Work to do: Please return each line of the material below that contains the string "data". Treat uppercase and lowercase letters as different.

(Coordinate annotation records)
##########

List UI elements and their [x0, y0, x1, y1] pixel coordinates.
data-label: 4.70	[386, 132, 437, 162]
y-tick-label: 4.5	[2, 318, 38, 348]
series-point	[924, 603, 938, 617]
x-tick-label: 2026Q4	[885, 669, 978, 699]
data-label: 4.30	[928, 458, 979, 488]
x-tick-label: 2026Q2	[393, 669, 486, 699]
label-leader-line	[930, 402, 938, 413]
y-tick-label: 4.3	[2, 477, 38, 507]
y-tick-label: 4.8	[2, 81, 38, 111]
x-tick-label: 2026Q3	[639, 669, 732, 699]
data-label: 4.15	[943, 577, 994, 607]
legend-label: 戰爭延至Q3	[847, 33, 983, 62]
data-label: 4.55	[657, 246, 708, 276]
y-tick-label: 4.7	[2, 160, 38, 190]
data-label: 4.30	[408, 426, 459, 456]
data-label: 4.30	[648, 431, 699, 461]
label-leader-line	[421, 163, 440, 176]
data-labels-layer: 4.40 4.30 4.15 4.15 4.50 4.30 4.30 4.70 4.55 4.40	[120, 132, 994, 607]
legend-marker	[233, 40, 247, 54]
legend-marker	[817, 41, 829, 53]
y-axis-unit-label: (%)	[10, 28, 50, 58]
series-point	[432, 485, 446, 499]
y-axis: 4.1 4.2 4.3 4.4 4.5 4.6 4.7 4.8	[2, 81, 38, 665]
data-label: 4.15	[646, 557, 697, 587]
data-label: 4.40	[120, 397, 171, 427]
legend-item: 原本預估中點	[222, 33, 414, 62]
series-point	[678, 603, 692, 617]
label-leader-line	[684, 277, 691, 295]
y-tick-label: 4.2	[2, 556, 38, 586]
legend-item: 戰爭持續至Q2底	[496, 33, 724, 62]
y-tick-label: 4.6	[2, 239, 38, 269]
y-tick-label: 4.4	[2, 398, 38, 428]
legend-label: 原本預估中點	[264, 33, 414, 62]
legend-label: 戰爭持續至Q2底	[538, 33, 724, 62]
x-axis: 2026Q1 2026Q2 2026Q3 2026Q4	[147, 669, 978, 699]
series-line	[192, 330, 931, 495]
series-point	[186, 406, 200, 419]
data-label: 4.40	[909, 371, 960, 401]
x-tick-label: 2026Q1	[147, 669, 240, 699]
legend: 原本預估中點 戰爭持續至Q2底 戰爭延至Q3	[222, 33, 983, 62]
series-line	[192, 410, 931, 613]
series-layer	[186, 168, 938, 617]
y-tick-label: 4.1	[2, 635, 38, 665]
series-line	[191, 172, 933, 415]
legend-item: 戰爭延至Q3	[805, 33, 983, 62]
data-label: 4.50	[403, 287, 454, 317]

##########

Right answer:
data-label: 4.70	[386, 132, 437, 162]
data-label: 4.30	[928, 458, 979, 488]
data-label: 4.15	[943, 577, 994, 607]
data-label: 4.55	[657, 246, 708, 276]
data-label: 4.30	[408, 426, 459, 456]
data-label: 4.30	[648, 431, 699, 461]
data-labels-layer: 4.40 4.30 4.15 4.15 4.50 4.30 4.30 4.70 4.55 4.40	[120, 132, 994, 607]
data-label: 4.15	[646, 557, 697, 587]
data-label: 4.40	[120, 397, 171, 427]
data-label: 4.40	[909, 371, 960, 401]
data-label: 4.50	[403, 287, 454, 317]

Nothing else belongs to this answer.